◆ **Problem requirements**: Copy out all the lines where "Иркутской" shows up.

[START Task input]

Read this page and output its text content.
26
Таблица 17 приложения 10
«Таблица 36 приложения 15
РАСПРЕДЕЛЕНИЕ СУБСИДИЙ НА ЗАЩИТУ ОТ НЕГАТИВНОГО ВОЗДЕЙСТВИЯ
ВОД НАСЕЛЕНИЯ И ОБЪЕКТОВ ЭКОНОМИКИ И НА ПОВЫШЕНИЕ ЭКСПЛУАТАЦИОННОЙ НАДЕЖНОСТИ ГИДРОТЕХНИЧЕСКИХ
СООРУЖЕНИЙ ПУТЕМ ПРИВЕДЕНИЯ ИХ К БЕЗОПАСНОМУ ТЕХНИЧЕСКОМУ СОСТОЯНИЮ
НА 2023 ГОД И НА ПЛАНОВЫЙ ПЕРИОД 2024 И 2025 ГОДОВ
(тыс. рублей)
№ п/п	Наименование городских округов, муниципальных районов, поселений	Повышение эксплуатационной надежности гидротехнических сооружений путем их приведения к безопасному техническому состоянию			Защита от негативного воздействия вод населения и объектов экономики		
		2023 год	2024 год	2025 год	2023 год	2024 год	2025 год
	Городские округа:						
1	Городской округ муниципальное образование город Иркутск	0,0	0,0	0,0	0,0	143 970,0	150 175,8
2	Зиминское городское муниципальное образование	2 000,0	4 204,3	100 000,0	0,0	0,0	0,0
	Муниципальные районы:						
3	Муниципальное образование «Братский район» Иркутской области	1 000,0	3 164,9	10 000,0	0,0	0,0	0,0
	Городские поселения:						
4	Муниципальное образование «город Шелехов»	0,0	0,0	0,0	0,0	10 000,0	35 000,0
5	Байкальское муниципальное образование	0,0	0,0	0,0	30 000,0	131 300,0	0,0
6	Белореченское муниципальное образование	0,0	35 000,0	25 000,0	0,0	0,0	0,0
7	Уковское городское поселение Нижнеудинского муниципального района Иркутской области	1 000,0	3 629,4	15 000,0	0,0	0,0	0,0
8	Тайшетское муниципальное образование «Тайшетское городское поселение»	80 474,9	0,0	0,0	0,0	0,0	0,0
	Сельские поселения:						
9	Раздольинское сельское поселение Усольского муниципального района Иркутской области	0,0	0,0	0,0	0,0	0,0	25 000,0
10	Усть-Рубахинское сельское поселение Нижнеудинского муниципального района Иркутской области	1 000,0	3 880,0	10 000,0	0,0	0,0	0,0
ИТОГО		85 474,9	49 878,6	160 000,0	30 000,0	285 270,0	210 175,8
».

[END Task input]

◆ **The response**:
3	Муниципальное образование «Братский район» Иркутской области	1 000,0	3 164,9	10 000,0	0,0	0,0	0,0
7	Уковское городское поселение Нижнеудинского муниципального района Иркутской области	1 000,0	3 629,4	15 000,0	0,0	0,0	0,0
9	Раздольинское сельское поселение Усольского муниципального района Иркутской области	0,0	0,0	0,0	0,0	0,0	25 000,0
10	Усть-Рубахинское сельское поселение Нижнеудинского муниципального района Иркутской области	1 000,0	3 880,0	10 000,0	0,0	0,0	0,0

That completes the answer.